» **Description of the task**: Repeat the whole listing exactly as written.

» **Collected data entries**:
— begin —

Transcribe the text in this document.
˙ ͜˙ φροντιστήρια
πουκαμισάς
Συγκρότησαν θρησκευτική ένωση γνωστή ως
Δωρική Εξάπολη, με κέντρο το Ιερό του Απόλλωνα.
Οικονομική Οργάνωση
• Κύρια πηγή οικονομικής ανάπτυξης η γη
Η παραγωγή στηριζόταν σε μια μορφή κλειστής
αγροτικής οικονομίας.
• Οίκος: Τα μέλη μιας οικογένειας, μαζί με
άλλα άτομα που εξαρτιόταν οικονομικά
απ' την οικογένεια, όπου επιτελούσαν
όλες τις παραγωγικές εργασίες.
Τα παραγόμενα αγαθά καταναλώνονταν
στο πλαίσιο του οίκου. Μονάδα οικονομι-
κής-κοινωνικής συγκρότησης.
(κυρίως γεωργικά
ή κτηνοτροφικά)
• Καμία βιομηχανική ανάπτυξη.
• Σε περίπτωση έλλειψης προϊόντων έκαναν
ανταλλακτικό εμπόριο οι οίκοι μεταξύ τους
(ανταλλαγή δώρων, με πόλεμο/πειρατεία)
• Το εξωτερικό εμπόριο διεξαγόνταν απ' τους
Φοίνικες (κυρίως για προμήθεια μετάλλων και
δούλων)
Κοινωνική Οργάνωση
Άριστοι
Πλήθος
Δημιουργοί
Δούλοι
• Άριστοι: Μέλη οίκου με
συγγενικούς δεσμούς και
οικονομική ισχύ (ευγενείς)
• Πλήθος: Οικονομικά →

— end —

» **Response to the task**:
Transcribe the text in this document.
˙ ͜˙ φροντιστήρια
πουκαμισάς
Συγκρότησαν θρησκευτική ένωση γνωστή ως
Δωρική Εξάπολη, με κέντρο το Ιερό του Απόλλωνα.
Οικονομική Οργάνωση
• Κύρια πηγή οικονομικής ανάπτυξης η γη
Η παραγωγή στηριζόταν σε μια μορφή κλειστής
αγροτικής οικονομίας.
• Οίκος: Τα μέλη μιας οικογένειας, μαζί με
άλλα άτομα που εξαρτιόταν οικονομικά
απ' την οικογένεια, όπου επιτελούσαν
όλες τις παραγωγικές εργασίες.
Τα παραγόμενα αγαθά καταναλώνονταν
στο πλαίσιο του οίκου. Μονάδα οικονομι-
κής-κοινωνικής συγκρότησης.
(κυρίως γεωργικά
ή κτηνοτροφικά)
• Καμία βιομηχανική ανάπτυξη.
• Σε περίπτωση έλλειψης προϊόντων έκαναν
ανταλλακτικό εμπόριο οι οίκοι μεταξύ τους
(ανταλλαγή δώρων, με πόλεμο/πειρατεία)
• Το εξωτερικό εμπόριο διεξαγόνταν απ' τους
Φοίνικες (κυρίως για προμήθεια μετάλλων και
δούλων)
Κοινωνική Οργάνωση
Άριστοι
Πλήθος
Δημιουργοί
Δούλοι
• Άριστοι: Μέλη οίκου με
συγγενικούς δεσμούς και
οικονομική ισχύ (ευγενείς)
• Πλήθος: Οικονομικά →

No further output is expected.